** start **

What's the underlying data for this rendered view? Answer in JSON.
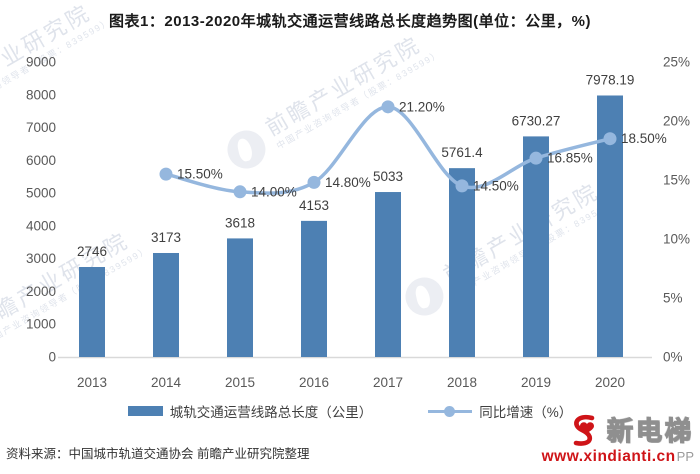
{
  "chart_data": {
    "type": "bar+line",
    "title": "图表1：2013-2020年城轨交通运营线路总长度趋势图(单位：公里，%)",
    "categories": [
      "2013",
      "2014",
      "2015",
      "2016",
      "2017",
      "2018",
      "2019",
      "2020"
    ],
    "series": [
      {
        "name": "城轨交通运营线路总长度（公里）",
        "type": "bar",
        "axis": "left",
        "values": [
          2746,
          3173,
          3618,
          4153,
          5033,
          5761.4,
          6730.27,
          7978.19
        ],
        "labels": [
          "2746",
          "3173",
          "3618",
          "4153",
          "5033",
          "5761.4",
          "6730.27",
          "7978.19"
        ]
      },
      {
        "name": "同比增速（%）",
        "type": "line",
        "axis": "right",
        "values": [
          null,
          15.5,
          14.0,
          14.8,
          21.2,
          14.5,
          16.85,
          18.5
        ],
        "labels": [
          "",
          "15.50%",
          "14.00%",
          "14.80%",
          "21.20%",
          "14.50%",
          "16.85%",
          "18.50%"
        ]
      }
    ],
    "left_axis": {
      "min": 0,
      "max": 9000,
      "step": 1000
    },
    "right_axis": {
      "min": 0,
      "max": 25,
      "step": 5,
      "suffix": "%"
    },
    "grid": "off",
    "legend_position": "bottom"
  },
  "source_note": "资料来源：中国城市轨道交通协会 前瞻产业研究院整理",
  "watermark": {
    "brand": "前瞻产业研究院",
    "tagline": "中国产业咨询领导者（股票：839599）"
  },
  "footer_logo": {
    "brand": "新电梯",
    "url": "www.xindianti.cn",
    "partial_text": "PP"
  },
  "colors": {
    "bar": "#4d80b3",
    "line": "#95b7de",
    "axis_text": "#595959",
    "label_text": "#3f3f3f",
    "axis_line": "#d9d9d9",
    "watermark": "#ccd3e0",
    "logo_red": "#cf1418"
  }
}
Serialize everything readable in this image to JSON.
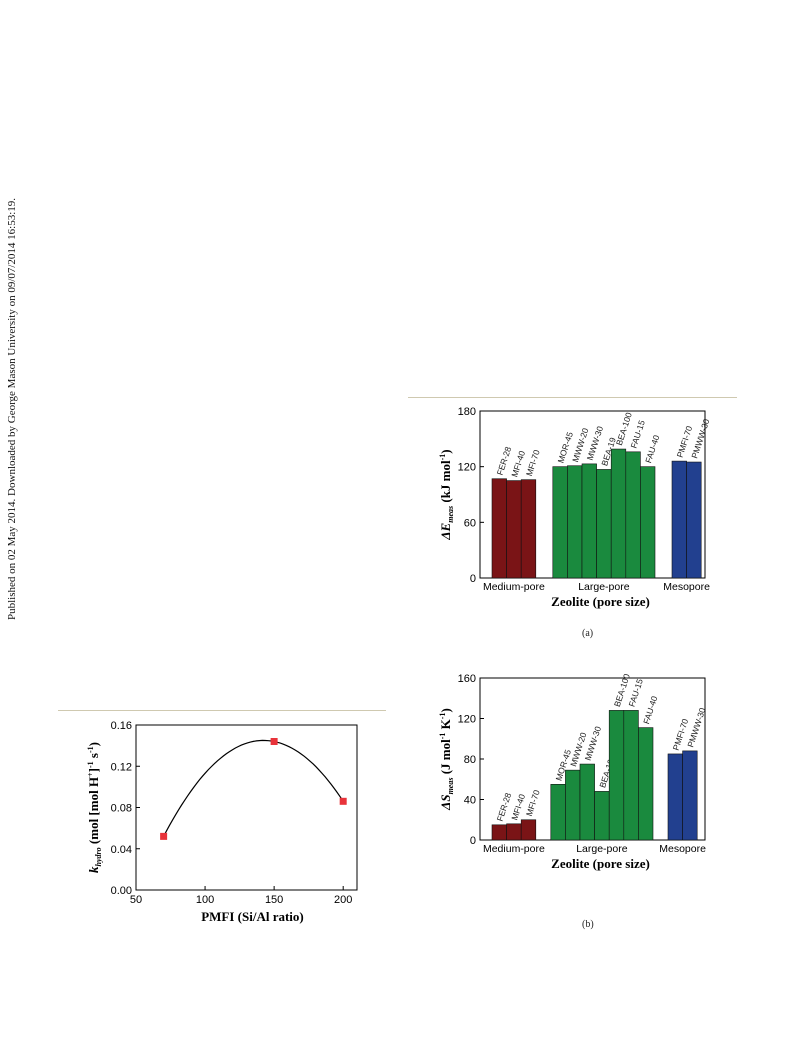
{
  "side_note": "Published on 02 May 2014. Downloaded by George Mason University on 09/07/2014 16:53:19.",
  "colors": {
    "medium": "#7a1416",
    "large": "#1a8a3e",
    "meso": "#22408f",
    "marker": "#e8333a"
  },
  "chart_data": [
    {
      "id": "a",
      "type": "bar",
      "caption": "(a)",
      "xlabel": "Zeolite (pore size)",
      "ylabel_main": "ΔE",
      "ylabel_sub": "meas",
      "ylabel_unit": "(kJ mol",
      "ylabel_exp": "-1",
      "ylabel_close": ")",
      "ylim": [
        0,
        180
      ],
      "yticks": [
        0,
        60,
        120,
        180
      ],
      "groups": [
        {
          "label": "Medium-pore",
          "color": "medium",
          "bars": [
            {
              "name": "FER-28",
              "value": 107
            },
            {
              "name": "MFI-40",
              "value": 105
            },
            {
              "name": "MFI-70",
              "value": 106
            }
          ]
        },
        {
          "label": "Large-pore",
          "color": "large",
          "bars": [
            {
              "name": "MOR-45",
              "value": 120
            },
            {
              "name": "MWW-20",
              "value": 121
            },
            {
              "name": "MWW-30",
              "value": 123
            },
            {
              "name": "BEA-19",
              "value": 117
            },
            {
              "name": "BEA-100",
              "value": 139
            },
            {
              "name": "FAU-15",
              "value": 136
            },
            {
              "name": "FAU-40",
              "value": 120
            }
          ]
        },
        {
          "label": "Mesopore",
          "color": "meso",
          "bars": [
            {
              "name": "PMFI-70",
              "value": 126
            },
            {
              "name": "PMWW-30",
              "value": 125
            }
          ]
        }
      ]
    },
    {
      "id": "b",
      "type": "bar",
      "caption": "(b)",
      "xlabel": "Zeolite (pore size)",
      "ylabel_main": "ΔS",
      "ylabel_sub": "meas",
      "ylabel_unit": "(J mol",
      "ylabel_exp": "-1",
      "ylabel_unit2": " K",
      "ylabel_exp2": "-1",
      "ylabel_close": ")",
      "ylim": [
        0,
        160
      ],
      "yticks": [
        0,
        40,
        80,
        120,
        160
      ],
      "groups": [
        {
          "label": "Medium-pore",
          "color": "medium",
          "bars": [
            {
              "name": "FER-28",
              "value": 15
            },
            {
              "name": "MFI-40",
              "value": 16
            },
            {
              "name": "MFI-70",
              "value": 20
            }
          ]
        },
        {
          "label": "Large-pore",
          "color": "large",
          "bars": [
            {
              "name": "MOR-45",
              "value": 55
            },
            {
              "name": "MWW-20",
              "value": 69
            },
            {
              "name": "MWW-30",
              "value": 75
            },
            {
              "name": "BEA-19",
              "value": 48
            },
            {
              "name": "BEA-100",
              "value": 128
            },
            {
              "name": "FAU-15",
              "value": 128
            },
            {
              "name": "FAU-40",
              "value": 111
            }
          ]
        },
        {
          "label": "Mesopore",
          "color": "meso",
          "bars": [
            {
              "name": "PMFI-70",
              "value": 85
            },
            {
              "name": "PMWW-30",
              "value": 88
            }
          ]
        }
      ]
    },
    {
      "id": "c",
      "type": "scatter",
      "xlabel": "PMFI (Si/Al ratio)",
      "ylabel_main": "k",
      "ylabel_sub": "hydro",
      "ylabel_unit": "(mol [mol H",
      "ylabel_exp": "+",
      "ylabel_unit2": "]",
      "ylabel_exp2": "-1",
      "ylabel_unit3": " s",
      "ylabel_exp3": "-1",
      "ylabel_close": ")",
      "xlim": [
        50,
        210
      ],
      "ylim": [
        0,
        0.16
      ],
      "xticks": [
        50,
        100,
        150,
        200
      ],
      "yticks": [
        0.0,
        0.04,
        0.08,
        0.12,
        0.16
      ],
      "points": [
        {
          "x": 70,
          "y": 0.052
        },
        {
          "x": 150,
          "y": 0.144
        },
        {
          "x": 200,
          "y": 0.086
        }
      ],
      "fit_curve": true
    }
  ]
}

** end **

**Exercise**
Copy every line of the data word for word, omitting the images.

**Written answer**
What's the underlying data for this rendered view? Answer in JSON.
{
  "chart_data": {
    "type": "bar+line",
    "title": "图表1：2013-2020年城轨交通运营线路总长度趋势图(单位：公里，%)",
    "categories": [
      "2013",
      "2014",
      "2015",
      "2016",
      "2017",
      "2018",
      "2019",
      "2020"
    ],
    "series": [
      {
        "name": "城轨交通运营线路总长度（公里）",
        "type": "bar",
        "axis": "left",
        "values": [
          2746,
          3173,
          3618,
          4153,
          5033,
          5761.4,
          6730.27,
          7978.19
        ],
        "labels": [
          "2746",
          "3173",
          "3618",
          "4153",
          "5033",
          "5761.4",
          "6730.27",
          "7978.19"
        ]
      },
      {
        "name": "同比增速（%）",
        "type": "line",
        "axis": "right",
        "values": [
          null,
          15.5,
          14.0,
          14.8,
          21.2,
          14.5,
          16.85,
          18.5
        ],
        "labels": [
          "",
          "15.50%",
          "14.00%",
          "14.80%",
          "21.20%",
          "14.50%",
          "16.85%",
          "18.50%"
        ]
      }
    ],
    "left_axis": {
      "min": 0,
      "max": 9000,
      "step": 1000
    },
    "right_axis": {
      "min": 0,
      "max": 25,
      "step": 5,
      "suffix": "%"
    },
    "grid": "off",
    "legend_position": "bottom"
  },
  "source_note": "资料来源：中国城市轨道交通协会 前瞻产业研究院整理",
  "watermark": {
    "brand": "前瞻产业研究院",
    "tagline": "中国产业咨询领导者（股票：839599）"
  },
  "footer_logo": {
    "brand": "新电梯",
    "url": "www.xindianti.cn",
    "partial_text": "PP"
  },
  "colors": {
    "bar": "#4d80b3",
    "line": "#95b7de",
    "axis_text": "#595959",
    "label_text": "#3f3f3f",
    "axis_line": "#d9d9d9",
    "watermark": "#ccd3e0",
    "logo_red": "#cf1418"
  }
}
Serialize everything readable in this image to JSON.
{
  "side_note": "Published on 02 May 2014. Downloaded by George Mason University on 09/07/2014 16:53:19.",
  "colors": {
    "medium": "#7a1416",
    "large": "#1a8a3e",
    "meso": "#22408f",
    "marker": "#e8333a"
  },
  "chart_data": [
    {
      "id": "a",
      "type": "bar",
      "caption": "(a)",
      "xlabel": "Zeolite (pore size)",
      "ylabel_main": "ΔE",
      "ylabel_sub": "meas",
      "ylabel_unit": "(kJ mol",
      "ylabel_exp": "-1",
      "ylabel_close": ")",
      "ylim": [
        0,
        180
      ],
      "yticks": [
        0,
        60,
        120,
        180
      ],
      "groups": [
        {
          "label": "Medium-pore",
          "color": "medium",
          "bars": [
            {
              "name": "FER-28",
              "value": 107
            },
            {
              "name": "MFI-40",
              "value": 105
            },
            {
              "name": "MFI-70",
              "value": 106
            }
          ]
        },
        {
          "label": "Large-pore",
          "color": "large",
          "bars": [
            {
              "name": "MOR-45",
              "value": 120
            },
            {
              "name": "MWW-20",
              "value": 121
            },
            {
              "name": "MWW-30",
              "value": 123
            },
            {
              "name": "BEA-19",
              "value": 117
            },
            {
              "name": "BEA-100",
              "value": 139
            },
            {
              "name": "FAU-15",
              "value": 136
            },
            {
              "name": "FAU-40",
              "value": 120
            }
          ]
        },
        {
          "label": "Mesopore",
          "color": "meso",
          "bars": [
            {
              "name": "PMFI-70",
              "value": 126
            },
            {
              "name": "PMWW-30",
              "value": 125
            }
          ]
        }
      ]
    },
    {
      "id": "b",
      "type": "bar",
      "caption": "(b)",
      "xlabel": "Zeolite (pore size)",
      "ylabel_main": "ΔS",
      "ylabel_sub": "meas",
      "ylabel_unit": "(J mol",
      "ylabel_exp": "-1",
      "ylabel_unit2": " K",
      "ylabel_exp2": "-1",
      "ylabel_close": ")",
      "ylim": [
        0,
        160
      ],
      "yticks": [
        0,
        40,
        80,
        120,
        160
      ],
      "groups": [
        {
          "label": "Medium-pore",
          "color": "medium",
          "bars": [
            {
              "name": "FER-28",
              "value": 15
            },
            {
              "name": "MFI-40",
              "value": 16
            },
            {
              "name": "MFI-70",
              "value": 20
            }
          ]
        },
        {
          "label": "Large-pore",
          "color": "large",
          "bars": [
            {
              "name": "MOR-45",
              "value": 55
            },
            {
              "name": "MWW-20",
              "value": 69
            },
            {
              "name": "MWW-30",
              "value": 75
            },
            {
              "name": "BEA-19",
              "value": 48
            },
            {
              "name": "BEA-100",
              "value": 128
            },
            {
              "name": "FAU-15",
              "value": 128
            },
            {
              "name": "FAU-40",
              "value": 111
            }
          ]
        },
        {
          "label": "Mesopore",
          "color": "meso",
          "bars": [
            {
              "name": "PMFI-70",
              "value": 85
            },
            {
              "name": "PMWW-30",
              "value": 88
            }
          ]
        }
      ]
    },
    {
      "id": "c",
      "type": "scatter",
      "xlabel": "PMFI (Si/Al ratio)",
      "ylabel_main": "k",
      "ylabel_sub": "hydro",
      "ylabel_unit": "(mol [mol H",
      "ylabel_exp": "+",
      "ylabel_unit2": "]",
      "ylabel_exp2": "-1",
      "ylabel_unit3": " s",
      "ylabel_exp3": "-1",
      "ylabel_close": ")",
      "xlim": [
        50,
        210
      ],
      "ylim": [
        0,
        0.16
      ],
      "xticks": [
        50,
        100,
        150,
        200
      ],
      "yticks": [
        0.0,
        0.04,
        0.08,
        0.12,
        0.16
      ],
      "points": [
        {
          "x": 70,
          "y": 0.052
        },
        {
          "x": 150,
          "y": 0.144
        },
        {
          "x": 200,
          "y": 0.086
        }
      ],
      "fit_curve": true
    }
  ]
}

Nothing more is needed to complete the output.